[Items from a figure collection]

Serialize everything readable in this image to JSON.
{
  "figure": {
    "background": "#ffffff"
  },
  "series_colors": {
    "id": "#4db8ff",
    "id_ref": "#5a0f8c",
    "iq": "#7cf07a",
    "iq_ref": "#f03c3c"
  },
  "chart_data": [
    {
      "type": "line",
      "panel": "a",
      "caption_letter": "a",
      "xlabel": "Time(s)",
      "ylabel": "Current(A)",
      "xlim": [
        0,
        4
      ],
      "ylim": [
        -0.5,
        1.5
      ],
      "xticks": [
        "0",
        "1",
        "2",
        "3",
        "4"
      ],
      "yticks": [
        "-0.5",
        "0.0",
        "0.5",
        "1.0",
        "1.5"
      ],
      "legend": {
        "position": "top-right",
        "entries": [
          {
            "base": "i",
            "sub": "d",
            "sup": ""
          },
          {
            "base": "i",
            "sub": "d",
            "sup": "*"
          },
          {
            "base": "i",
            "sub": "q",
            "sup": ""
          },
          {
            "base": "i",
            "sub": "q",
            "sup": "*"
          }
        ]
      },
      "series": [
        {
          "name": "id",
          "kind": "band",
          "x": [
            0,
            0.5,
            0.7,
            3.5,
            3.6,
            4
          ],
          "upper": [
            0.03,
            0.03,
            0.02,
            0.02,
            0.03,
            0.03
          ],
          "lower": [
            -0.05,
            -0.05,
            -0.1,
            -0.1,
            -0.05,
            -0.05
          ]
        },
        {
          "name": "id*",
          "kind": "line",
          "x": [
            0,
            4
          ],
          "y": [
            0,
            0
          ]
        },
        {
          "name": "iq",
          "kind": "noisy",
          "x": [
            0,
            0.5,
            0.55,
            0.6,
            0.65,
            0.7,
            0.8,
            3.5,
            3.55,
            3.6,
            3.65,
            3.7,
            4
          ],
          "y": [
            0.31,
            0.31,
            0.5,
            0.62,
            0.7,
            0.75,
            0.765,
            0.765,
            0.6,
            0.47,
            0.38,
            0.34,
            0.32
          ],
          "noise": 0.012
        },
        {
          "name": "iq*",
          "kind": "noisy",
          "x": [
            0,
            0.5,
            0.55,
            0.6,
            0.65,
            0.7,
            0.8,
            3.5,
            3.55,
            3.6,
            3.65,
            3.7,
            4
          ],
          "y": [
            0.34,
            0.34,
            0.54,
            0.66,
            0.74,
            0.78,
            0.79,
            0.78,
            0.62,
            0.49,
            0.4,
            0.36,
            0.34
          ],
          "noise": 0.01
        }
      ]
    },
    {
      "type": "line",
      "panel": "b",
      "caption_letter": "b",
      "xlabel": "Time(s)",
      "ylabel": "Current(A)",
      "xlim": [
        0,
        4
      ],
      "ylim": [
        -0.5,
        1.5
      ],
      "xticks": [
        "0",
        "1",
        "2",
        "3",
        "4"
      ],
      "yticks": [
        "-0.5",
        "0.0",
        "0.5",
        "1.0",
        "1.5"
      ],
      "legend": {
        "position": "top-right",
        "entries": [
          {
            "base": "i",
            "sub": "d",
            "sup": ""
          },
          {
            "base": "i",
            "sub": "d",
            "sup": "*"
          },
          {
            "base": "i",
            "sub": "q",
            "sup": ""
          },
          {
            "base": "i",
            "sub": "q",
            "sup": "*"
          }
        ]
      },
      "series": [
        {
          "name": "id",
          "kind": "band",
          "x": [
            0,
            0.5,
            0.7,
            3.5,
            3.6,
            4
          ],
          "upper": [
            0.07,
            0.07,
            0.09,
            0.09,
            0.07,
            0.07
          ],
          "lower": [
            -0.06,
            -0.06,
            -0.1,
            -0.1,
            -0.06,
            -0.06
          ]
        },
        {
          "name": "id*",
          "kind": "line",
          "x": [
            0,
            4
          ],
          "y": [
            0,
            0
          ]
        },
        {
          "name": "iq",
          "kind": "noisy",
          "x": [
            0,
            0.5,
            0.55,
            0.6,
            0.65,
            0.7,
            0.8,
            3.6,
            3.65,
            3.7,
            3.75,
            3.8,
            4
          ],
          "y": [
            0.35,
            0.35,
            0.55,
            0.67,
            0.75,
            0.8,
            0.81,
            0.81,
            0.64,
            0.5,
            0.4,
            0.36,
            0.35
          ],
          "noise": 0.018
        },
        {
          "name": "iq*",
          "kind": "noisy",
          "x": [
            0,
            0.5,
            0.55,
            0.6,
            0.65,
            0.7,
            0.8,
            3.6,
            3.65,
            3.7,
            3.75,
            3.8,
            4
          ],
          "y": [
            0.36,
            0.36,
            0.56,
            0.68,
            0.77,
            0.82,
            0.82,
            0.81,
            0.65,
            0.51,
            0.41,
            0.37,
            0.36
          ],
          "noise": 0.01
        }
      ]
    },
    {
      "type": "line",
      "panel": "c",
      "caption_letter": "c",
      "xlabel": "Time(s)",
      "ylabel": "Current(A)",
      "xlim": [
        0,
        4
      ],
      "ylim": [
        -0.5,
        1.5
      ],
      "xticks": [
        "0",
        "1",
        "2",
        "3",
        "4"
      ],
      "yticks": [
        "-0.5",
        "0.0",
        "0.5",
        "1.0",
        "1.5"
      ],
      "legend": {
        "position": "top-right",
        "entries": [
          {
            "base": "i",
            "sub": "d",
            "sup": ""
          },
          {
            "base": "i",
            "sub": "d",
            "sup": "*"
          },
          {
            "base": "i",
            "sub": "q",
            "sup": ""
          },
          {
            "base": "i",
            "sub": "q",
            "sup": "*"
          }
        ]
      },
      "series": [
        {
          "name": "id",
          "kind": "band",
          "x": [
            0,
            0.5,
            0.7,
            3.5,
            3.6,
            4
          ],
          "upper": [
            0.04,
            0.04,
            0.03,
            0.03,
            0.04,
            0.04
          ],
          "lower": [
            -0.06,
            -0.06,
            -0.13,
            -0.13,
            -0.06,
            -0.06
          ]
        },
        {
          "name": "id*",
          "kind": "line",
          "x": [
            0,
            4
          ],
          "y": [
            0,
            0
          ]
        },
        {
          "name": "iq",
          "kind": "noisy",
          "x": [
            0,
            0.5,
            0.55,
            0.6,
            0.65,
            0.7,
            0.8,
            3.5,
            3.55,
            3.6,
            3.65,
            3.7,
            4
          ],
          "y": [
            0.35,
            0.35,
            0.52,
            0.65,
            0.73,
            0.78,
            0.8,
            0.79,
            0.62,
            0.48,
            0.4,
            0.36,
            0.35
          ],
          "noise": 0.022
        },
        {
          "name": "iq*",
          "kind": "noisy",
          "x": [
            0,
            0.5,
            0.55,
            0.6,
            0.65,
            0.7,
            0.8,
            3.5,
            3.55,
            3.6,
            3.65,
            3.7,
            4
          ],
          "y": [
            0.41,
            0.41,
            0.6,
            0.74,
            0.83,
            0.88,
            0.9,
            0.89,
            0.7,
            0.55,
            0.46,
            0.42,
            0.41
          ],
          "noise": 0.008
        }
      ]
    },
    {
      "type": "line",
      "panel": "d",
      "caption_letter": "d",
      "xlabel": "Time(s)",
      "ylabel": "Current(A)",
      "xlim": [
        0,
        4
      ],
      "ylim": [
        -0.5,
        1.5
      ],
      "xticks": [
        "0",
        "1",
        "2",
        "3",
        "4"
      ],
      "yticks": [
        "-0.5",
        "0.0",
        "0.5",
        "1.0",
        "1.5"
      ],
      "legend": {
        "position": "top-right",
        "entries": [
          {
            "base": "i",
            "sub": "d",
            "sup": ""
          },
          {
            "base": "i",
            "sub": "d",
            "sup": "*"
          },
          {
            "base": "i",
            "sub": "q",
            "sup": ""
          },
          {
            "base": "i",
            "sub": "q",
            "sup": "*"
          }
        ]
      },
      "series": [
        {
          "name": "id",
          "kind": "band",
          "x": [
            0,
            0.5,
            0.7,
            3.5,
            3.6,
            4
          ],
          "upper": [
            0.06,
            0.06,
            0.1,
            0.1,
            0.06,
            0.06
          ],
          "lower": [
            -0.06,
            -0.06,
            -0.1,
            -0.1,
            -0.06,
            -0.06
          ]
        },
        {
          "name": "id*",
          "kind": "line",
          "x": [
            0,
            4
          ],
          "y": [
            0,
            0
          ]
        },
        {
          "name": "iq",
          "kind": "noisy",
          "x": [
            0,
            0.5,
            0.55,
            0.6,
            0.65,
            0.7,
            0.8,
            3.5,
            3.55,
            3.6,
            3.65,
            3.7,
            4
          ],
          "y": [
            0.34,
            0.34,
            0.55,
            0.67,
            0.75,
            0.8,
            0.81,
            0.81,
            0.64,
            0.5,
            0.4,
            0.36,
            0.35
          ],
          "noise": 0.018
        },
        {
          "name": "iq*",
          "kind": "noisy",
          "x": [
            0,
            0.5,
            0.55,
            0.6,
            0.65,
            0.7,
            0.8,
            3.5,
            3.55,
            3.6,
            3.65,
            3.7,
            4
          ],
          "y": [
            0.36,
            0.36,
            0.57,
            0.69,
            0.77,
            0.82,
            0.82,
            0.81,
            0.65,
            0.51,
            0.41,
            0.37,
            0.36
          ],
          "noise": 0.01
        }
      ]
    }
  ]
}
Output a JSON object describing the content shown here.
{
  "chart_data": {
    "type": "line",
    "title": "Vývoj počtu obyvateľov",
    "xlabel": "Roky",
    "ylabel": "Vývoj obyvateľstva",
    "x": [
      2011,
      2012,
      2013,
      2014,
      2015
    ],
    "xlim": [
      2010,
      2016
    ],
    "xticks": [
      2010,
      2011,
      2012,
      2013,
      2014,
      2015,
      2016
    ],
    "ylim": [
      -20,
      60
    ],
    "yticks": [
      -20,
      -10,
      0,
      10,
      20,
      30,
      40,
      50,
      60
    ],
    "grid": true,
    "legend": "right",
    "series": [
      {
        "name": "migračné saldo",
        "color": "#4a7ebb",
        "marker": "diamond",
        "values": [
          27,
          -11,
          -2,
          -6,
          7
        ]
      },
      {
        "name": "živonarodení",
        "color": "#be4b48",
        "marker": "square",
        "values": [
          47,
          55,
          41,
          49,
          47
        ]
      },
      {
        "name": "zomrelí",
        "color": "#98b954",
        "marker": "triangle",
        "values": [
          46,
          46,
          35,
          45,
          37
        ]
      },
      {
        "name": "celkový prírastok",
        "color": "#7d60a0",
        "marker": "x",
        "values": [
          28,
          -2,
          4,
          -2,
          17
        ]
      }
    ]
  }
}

Directive:
Only the number is wanted: how many lines in the entries above contain the string "marker"?

Problem solution:
4